Aim -
Wherever the string "天龙八部" appears in the listing, copy that line.

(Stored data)
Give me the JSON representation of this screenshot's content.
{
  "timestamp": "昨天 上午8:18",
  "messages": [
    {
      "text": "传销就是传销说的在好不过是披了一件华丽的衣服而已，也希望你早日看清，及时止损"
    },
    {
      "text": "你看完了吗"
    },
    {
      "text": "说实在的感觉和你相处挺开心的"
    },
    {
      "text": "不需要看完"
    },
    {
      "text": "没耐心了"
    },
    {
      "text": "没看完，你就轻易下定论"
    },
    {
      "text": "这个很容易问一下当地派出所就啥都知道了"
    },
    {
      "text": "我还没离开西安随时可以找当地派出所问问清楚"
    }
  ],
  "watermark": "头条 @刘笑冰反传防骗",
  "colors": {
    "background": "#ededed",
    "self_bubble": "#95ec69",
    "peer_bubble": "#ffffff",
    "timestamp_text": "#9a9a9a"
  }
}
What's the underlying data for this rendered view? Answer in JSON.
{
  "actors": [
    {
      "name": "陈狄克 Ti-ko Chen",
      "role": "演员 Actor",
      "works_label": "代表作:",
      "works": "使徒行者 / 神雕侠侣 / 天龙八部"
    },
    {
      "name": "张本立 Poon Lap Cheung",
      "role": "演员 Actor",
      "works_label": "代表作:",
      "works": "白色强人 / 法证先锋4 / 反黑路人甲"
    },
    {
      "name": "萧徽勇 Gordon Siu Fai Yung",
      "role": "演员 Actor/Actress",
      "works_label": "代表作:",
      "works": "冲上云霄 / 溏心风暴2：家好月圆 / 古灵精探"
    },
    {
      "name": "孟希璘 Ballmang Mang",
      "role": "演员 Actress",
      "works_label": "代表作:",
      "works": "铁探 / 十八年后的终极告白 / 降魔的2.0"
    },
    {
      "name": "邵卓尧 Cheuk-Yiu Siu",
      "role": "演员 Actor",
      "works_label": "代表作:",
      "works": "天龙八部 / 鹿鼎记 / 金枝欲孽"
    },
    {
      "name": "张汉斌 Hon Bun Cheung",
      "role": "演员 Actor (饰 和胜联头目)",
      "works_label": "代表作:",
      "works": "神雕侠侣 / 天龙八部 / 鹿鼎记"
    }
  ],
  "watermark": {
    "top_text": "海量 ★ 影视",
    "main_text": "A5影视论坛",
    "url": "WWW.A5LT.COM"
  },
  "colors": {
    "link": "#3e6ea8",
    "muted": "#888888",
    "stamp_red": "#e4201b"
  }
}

Output -
      "works": "使徒行者 / 神雕侠侣 / 天龙八部"
      "works": "天龙八部 / 鹿鼎记 / 金枝欲孽"
      "works": "神雕侠侣 / 天龙八部 / 鹿鼎记"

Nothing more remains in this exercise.